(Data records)
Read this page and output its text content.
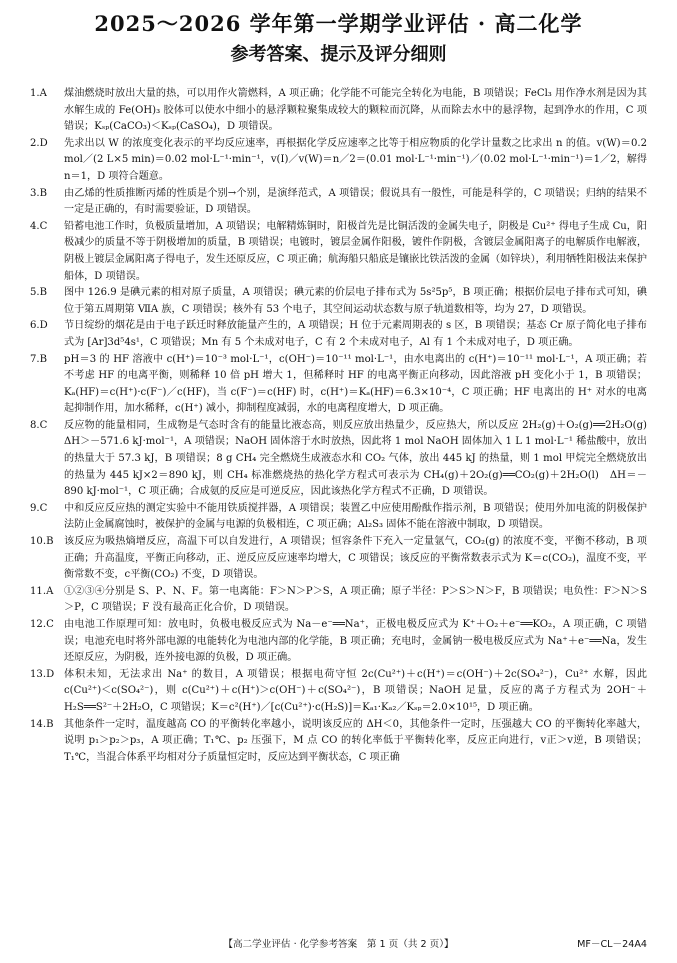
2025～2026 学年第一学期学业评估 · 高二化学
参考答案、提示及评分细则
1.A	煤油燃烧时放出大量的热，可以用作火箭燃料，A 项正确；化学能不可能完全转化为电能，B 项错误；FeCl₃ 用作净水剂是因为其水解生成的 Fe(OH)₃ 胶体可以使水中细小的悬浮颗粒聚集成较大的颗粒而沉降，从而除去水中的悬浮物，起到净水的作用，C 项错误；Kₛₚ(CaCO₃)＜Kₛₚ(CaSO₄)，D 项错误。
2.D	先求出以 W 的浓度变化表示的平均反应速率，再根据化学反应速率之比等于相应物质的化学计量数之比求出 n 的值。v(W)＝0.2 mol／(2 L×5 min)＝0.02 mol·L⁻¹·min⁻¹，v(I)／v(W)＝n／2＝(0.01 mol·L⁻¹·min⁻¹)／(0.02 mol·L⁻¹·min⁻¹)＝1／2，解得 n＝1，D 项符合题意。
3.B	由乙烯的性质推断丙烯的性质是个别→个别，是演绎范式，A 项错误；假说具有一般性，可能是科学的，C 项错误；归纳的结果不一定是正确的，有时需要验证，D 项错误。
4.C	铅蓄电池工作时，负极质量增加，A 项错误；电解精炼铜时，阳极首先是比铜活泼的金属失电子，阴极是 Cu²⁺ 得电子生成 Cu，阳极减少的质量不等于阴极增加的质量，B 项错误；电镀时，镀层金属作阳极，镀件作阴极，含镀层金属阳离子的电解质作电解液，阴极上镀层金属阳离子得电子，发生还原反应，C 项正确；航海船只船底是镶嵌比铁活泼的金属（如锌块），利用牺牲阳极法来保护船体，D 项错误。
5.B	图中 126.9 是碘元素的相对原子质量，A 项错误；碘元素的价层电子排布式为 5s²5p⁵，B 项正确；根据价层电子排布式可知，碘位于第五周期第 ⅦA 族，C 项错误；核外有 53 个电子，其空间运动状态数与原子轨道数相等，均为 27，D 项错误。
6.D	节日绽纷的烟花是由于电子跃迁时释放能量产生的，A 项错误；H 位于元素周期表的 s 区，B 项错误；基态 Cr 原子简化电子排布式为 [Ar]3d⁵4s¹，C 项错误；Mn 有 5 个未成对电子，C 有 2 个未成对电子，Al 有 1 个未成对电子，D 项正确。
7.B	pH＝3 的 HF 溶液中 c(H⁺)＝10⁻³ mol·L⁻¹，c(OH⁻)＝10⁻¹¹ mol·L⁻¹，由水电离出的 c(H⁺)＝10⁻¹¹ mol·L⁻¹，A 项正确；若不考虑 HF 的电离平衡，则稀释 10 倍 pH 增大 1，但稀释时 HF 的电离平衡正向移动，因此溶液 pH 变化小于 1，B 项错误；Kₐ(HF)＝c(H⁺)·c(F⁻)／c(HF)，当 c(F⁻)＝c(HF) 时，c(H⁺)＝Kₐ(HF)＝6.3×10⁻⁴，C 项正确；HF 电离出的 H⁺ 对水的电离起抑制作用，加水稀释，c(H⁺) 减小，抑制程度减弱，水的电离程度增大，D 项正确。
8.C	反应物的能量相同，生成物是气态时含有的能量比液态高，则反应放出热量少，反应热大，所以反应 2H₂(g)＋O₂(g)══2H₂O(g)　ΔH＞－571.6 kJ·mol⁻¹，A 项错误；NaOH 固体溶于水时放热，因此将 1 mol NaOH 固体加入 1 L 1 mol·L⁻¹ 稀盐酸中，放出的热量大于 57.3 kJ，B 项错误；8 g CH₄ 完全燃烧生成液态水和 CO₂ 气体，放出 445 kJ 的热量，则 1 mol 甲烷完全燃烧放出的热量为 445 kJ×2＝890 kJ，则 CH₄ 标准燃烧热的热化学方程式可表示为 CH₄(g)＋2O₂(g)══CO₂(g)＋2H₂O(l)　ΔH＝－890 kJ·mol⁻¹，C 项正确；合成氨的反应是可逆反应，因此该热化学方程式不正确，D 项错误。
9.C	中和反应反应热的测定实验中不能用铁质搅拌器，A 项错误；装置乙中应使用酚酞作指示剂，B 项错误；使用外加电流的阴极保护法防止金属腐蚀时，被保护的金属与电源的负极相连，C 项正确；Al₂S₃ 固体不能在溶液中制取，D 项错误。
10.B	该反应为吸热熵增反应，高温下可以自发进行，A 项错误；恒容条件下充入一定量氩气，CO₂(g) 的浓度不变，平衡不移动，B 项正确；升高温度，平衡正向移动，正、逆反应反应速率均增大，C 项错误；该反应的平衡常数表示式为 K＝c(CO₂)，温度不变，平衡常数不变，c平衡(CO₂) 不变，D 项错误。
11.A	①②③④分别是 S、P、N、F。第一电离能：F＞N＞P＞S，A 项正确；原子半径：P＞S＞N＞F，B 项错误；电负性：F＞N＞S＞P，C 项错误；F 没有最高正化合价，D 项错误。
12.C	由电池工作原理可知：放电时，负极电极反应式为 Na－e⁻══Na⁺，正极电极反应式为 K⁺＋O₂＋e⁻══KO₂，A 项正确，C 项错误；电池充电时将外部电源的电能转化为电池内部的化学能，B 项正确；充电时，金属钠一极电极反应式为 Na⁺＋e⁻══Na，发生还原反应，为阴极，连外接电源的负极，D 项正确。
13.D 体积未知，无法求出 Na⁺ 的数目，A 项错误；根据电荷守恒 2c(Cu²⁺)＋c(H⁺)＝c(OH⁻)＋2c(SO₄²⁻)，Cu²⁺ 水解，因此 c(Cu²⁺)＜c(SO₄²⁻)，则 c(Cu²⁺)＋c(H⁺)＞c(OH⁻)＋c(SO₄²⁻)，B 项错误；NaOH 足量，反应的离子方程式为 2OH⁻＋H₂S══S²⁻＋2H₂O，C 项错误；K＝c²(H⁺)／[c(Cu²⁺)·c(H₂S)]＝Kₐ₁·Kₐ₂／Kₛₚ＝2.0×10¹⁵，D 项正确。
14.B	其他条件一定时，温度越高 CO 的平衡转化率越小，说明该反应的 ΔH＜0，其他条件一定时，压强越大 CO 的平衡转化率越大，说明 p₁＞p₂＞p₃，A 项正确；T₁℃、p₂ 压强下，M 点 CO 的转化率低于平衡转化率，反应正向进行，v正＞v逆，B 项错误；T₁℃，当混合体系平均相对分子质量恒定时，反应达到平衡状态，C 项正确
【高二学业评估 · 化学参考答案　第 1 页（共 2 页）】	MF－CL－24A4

* * *

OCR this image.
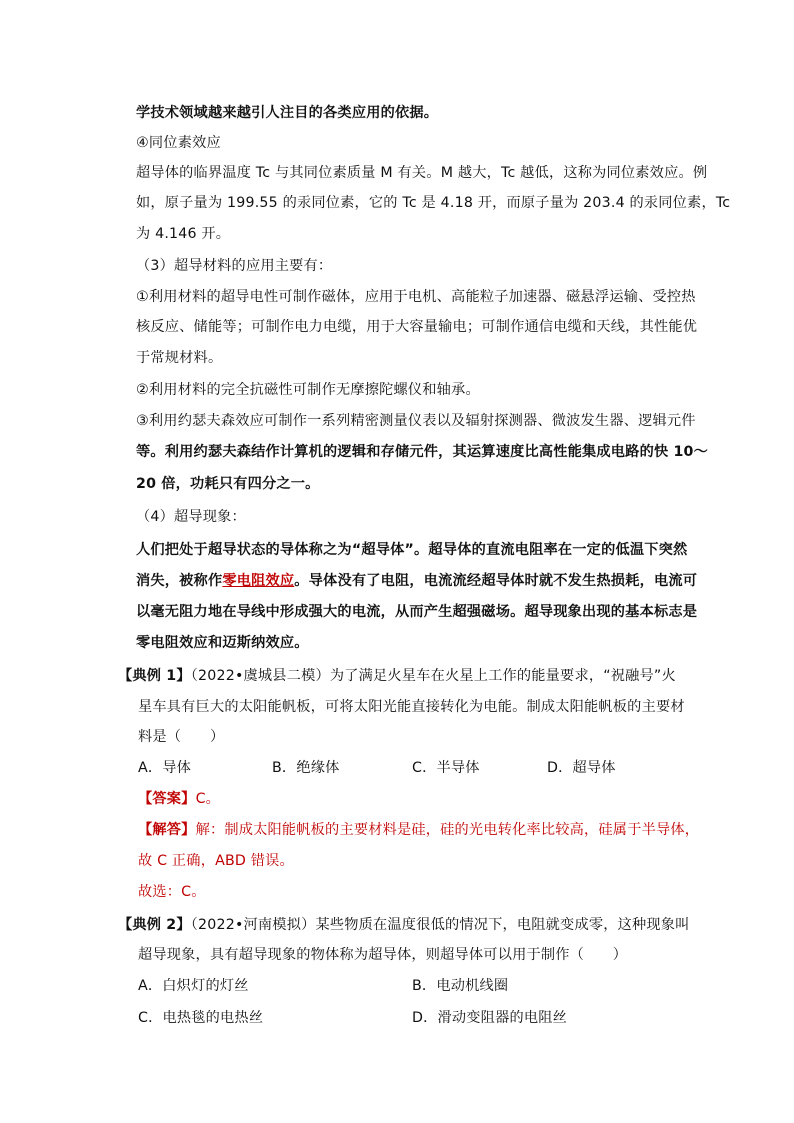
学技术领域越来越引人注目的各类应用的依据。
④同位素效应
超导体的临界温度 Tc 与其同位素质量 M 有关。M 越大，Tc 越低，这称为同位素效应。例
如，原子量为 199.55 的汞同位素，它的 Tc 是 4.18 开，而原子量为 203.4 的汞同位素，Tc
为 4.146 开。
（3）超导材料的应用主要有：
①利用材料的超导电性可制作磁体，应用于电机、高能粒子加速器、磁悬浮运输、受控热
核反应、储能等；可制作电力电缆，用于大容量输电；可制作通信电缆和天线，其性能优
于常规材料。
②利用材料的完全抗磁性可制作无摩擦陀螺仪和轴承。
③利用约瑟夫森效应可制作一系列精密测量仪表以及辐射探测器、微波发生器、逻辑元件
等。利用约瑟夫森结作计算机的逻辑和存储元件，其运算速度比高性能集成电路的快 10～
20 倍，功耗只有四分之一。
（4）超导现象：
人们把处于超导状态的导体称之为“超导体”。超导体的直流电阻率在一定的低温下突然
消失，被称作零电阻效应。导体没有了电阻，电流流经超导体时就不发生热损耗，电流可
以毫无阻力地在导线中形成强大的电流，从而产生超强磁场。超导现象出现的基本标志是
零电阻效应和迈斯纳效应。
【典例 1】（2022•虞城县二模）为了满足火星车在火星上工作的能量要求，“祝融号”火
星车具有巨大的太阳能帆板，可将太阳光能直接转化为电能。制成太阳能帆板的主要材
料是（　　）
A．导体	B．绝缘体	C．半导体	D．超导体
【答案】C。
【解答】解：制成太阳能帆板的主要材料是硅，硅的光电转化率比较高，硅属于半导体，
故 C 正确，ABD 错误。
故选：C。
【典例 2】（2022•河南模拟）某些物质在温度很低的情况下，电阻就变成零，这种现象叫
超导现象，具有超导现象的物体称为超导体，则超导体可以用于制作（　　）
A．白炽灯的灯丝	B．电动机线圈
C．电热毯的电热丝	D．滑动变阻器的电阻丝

* _What you are asked to do_:
Note how many lines of the material contain the string "发生还原反应". Then report that number by itself.

* _Answer to the exercise_:
2